** Start RECORDS TO USE **

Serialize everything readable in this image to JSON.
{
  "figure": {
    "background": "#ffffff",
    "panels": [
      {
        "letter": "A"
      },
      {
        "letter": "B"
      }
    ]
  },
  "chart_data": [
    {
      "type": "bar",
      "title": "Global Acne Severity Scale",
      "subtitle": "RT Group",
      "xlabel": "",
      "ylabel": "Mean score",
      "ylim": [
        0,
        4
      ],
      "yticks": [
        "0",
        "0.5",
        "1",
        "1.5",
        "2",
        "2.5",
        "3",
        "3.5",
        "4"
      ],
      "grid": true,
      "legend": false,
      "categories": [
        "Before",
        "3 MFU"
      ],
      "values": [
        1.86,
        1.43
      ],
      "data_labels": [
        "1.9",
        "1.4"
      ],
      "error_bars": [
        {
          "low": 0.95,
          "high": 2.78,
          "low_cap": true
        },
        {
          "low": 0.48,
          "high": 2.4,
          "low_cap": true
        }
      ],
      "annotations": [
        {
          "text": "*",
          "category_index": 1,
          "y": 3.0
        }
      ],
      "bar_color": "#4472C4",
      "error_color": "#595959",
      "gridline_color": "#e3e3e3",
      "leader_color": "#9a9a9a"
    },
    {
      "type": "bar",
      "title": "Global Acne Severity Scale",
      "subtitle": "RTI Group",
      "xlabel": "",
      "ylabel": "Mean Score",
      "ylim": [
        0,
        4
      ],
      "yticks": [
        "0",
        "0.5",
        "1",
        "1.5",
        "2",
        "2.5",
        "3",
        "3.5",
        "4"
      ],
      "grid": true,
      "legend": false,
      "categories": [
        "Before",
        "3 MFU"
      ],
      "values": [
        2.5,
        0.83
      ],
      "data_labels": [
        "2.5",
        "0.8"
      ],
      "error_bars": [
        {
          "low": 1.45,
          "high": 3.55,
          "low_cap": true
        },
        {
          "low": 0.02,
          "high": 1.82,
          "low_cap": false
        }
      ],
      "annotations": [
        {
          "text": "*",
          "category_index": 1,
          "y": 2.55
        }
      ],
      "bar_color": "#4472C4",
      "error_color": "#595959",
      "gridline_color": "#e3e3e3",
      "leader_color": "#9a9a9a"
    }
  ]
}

** End RECORDS TO USE **

__EXERCISE REQUIREMENTS__:
Report the number of lines containing the string "ylabel" and add nothing to it.

__ANSWER FOR THE TASK__:
2